= RECORDS TO USE =
______________________________

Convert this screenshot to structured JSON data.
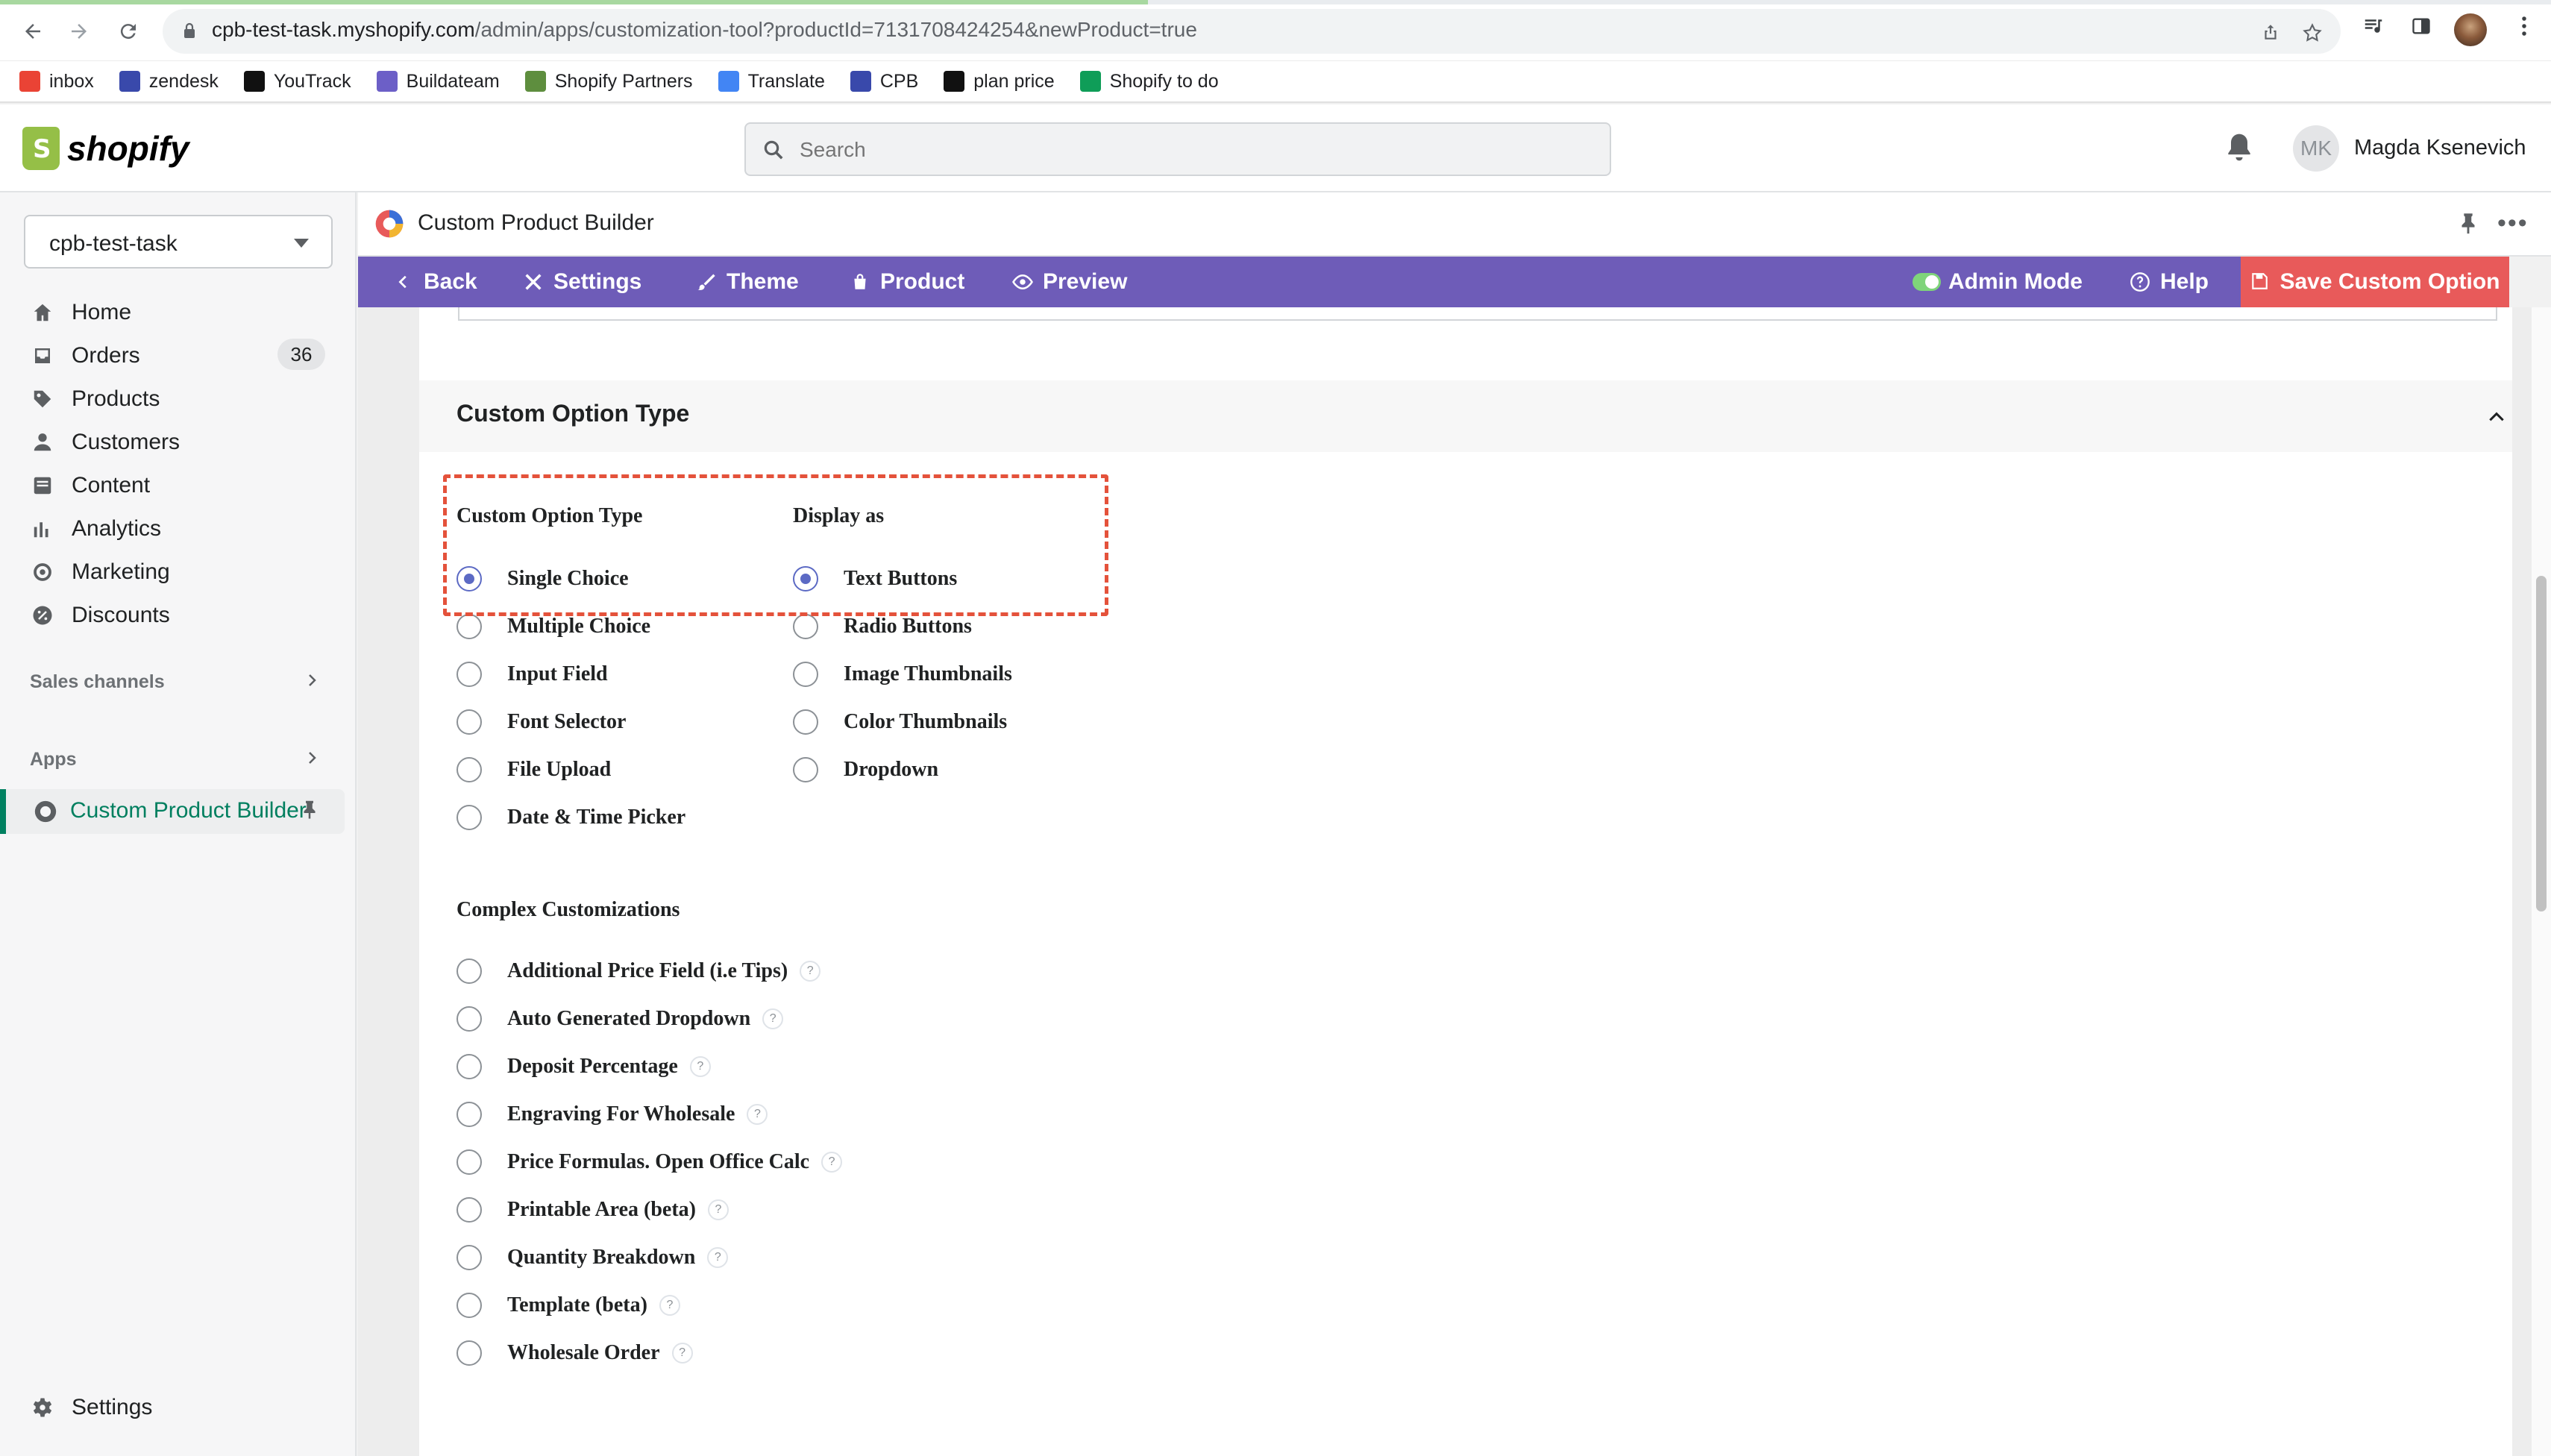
{
  "browser": {
    "url_host": "cpb-test-task.myshopify.com",
    "url_path": "/admin/apps/customization-tool?productId=7131708424254&newProduct=true",
    "loading_progress": 0.45,
    "bookmarks": [
      {
        "label": "inbox",
        "color": "#ea4335"
      },
      {
        "label": "zendesk",
        "color": "#3949ab"
      },
      {
        "label": "YouTrack",
        "color": "#111111"
      },
      {
        "label": "Buildateam",
        "color": "#6c5fc7"
      },
      {
        "label": "Shopify Partners",
        "color": "#5e8e3e"
      },
      {
        "label": "Translate",
        "color": "#4285f4"
      },
      {
        "label": "CPB",
        "color": "#3949ab"
      },
      {
        "label": "plan price",
        "color": "#111111"
      },
      {
        "label": "Shopify to do",
        "color": "#0f9d58"
      }
    ]
  },
  "shopify": {
    "logo_text": "shopify",
    "search_placeholder": "Search",
    "user_initials": "MK",
    "user_name": "Magda Ksenevich"
  },
  "sidebar": {
    "store": "cpb-test-task",
    "items": [
      {
        "label": "Home",
        "icon": "home-icon"
      },
      {
        "label": "Orders",
        "icon": "orders-icon",
        "badge": "36"
      },
      {
        "label": "Products",
        "icon": "tag-icon"
      },
      {
        "label": "Customers",
        "icon": "person-icon"
      },
      {
        "label": "Content",
        "icon": "content-icon"
      },
      {
        "label": "Analytics",
        "icon": "analytics-icon"
      },
      {
        "label": "Marketing",
        "icon": "target-icon"
      },
      {
        "label": "Discounts",
        "icon": "discount-icon"
      }
    ],
    "sales_channels": "Sales channels",
    "apps": "Apps",
    "active_app": "Custom Product Builder",
    "settings": "Settings"
  },
  "app": {
    "title": "Custom Product Builder",
    "toolbar": {
      "back": "Back",
      "settings": "Settings",
      "theme": "Theme",
      "product": "Product",
      "preview": "Preview",
      "admin_mode": "Admin Mode",
      "help": "Help",
      "save": "Save Custom Option"
    },
    "section_title": "Custom Option Type",
    "option_type_heading": "Custom Option Type",
    "display_as_heading": "Display as",
    "option_types": [
      {
        "label": "Single Choice",
        "selected": true
      },
      {
        "label": "Multiple Choice",
        "selected": false
      },
      {
        "label": "Input Field",
        "selected": false
      },
      {
        "label": "Font Selector",
        "selected": false
      },
      {
        "label": "File Upload",
        "selected": false
      },
      {
        "label": "Date & Time Picker",
        "selected": false
      }
    ],
    "display_as": [
      {
        "label": "Text Buttons",
        "selected": true
      },
      {
        "label": "Radio Buttons",
        "selected": false
      },
      {
        "label": "Image Thumbnails",
        "selected": false
      },
      {
        "label": "Color Thumbnails",
        "selected": false
      },
      {
        "label": "Dropdown",
        "selected": false
      }
    ],
    "complex_heading": "Complex Customizations",
    "complex": [
      {
        "label": "Additional Price Field (i.e Tips)"
      },
      {
        "label": "Auto Generated Dropdown"
      },
      {
        "label": "Deposit Percentage"
      },
      {
        "label": "Engraving For Wholesale"
      },
      {
        "label": "Price Formulas. Open Office Calc"
      },
      {
        "label": "Printable Area (beta)"
      },
      {
        "label": "Quantity Breakdown"
      },
      {
        "label": "Template (beta)"
      },
      {
        "label": "Wholesale Order"
      }
    ],
    "help_glyph": "?"
  }
}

______________________________

= PROBLEM STATEMENT =
Give back each entry exactly as it appears, with no pictures.

= FULL ANSWER =
Convert this screenshot to structured JSON data.
{
  "browser": {
    "url_host": "cpb-test-task.myshopify.com",
    "url_path": "/admin/apps/customization-tool?productId=7131708424254&newProduct=true",
    "loading_progress": 0.45,
    "bookmarks": [
      {
        "label": "inbox",
        "color": "#ea4335"
      },
      {
        "label": "zendesk",
        "color": "#3949ab"
      },
      {
        "label": "YouTrack",
        "color": "#111111"
      },
      {
        "label": "Buildateam",
        "color": "#6c5fc7"
      },
      {
        "label": "Shopify Partners",
        "color": "#5e8e3e"
      },
      {
        "label": "Translate",
        "color": "#4285f4"
      },
      {
        "label": "CPB",
        "color": "#3949ab"
      },
      {
        "label": "plan price",
        "color": "#111111"
      },
      {
        "label": "Shopify to do",
        "color": "#0f9d58"
      }
    ]
  },
  "shopify": {
    "logo_text": "shopify",
    "search_placeholder": "Search",
    "user_initials": "MK",
    "user_name": "Magda Ksenevich"
  },
  "sidebar": {
    "store": "cpb-test-task",
    "items": [
      {
        "label": "Home",
        "icon": "home-icon"
      },
      {
        "label": "Orders",
        "icon": "orders-icon",
        "badge": "36"
      },
      {
        "label": "Products",
        "icon": "tag-icon"
      },
      {
        "label": "Customers",
        "icon": "person-icon"
      },
      {
        "label": "Content",
        "icon": "content-icon"
      },
      {
        "label": "Analytics",
        "icon": "analytics-icon"
      },
      {
        "label": "Marketing",
        "icon": "target-icon"
      },
      {
        "label": "Discounts",
        "icon": "discount-icon"
      }
    ],
    "sales_channels": "Sales channels",
    "apps": "Apps",
    "active_app": "Custom Product Builder",
    "settings": "Settings"
  },
  "app": {
    "title": "Custom Product Builder",
    "toolbar": {
      "back": "Back",
      "settings": "Settings",
      "theme": "Theme",
      "product": "Product",
      "preview": "Preview",
      "admin_mode": "Admin Mode",
      "help": "Help",
      "save": "Save Custom Option"
    },
    "section_title": "Custom Option Type",
    "option_type_heading": "Custom Option Type",
    "display_as_heading": "Display as",
    "option_types": [
      {
        "label": "Single Choice",
        "selected": true
      },
      {
        "label": "Multiple Choice",
        "selected": false
      },
      {
        "label": "Input Field",
        "selected": false
      },
      {
        "label": "Font Selector",
        "selected": false
      },
      {
        "label": "File Upload",
        "selected": false
      },
      {
        "label": "Date & Time Picker",
        "selected": false
      }
    ],
    "display_as": [
      {
        "label": "Text Buttons",
        "selected": true
      },
      {
        "label": "Radio Buttons",
        "selected": false
      },
      {
        "label": "Image Thumbnails",
        "selected": false
      },
      {
        "label": "Color Thumbnails",
        "selected": false
      },
      {
        "label": "Dropdown",
        "selected": false
      }
    ],
    "complex_heading": "Complex Customizations",
    "complex": [
      {
        "label": "Additional Price Field (i.e Tips)"
      },
      {
        "label": "Auto Generated Dropdown"
      },
      {
        "label": "Deposit Percentage"
      },
      {
        "label": "Engraving For Wholesale"
      },
      {
        "label": "Price Formulas. Open Office Calc"
      },
      {
        "label": "Printable Area (beta)"
      },
      {
        "label": "Quantity Breakdown"
      },
      {
        "label": "Template (beta)"
      },
      {
        "label": "Wholesale Order"
      }
    ],
    "help_glyph": "?"
  }
}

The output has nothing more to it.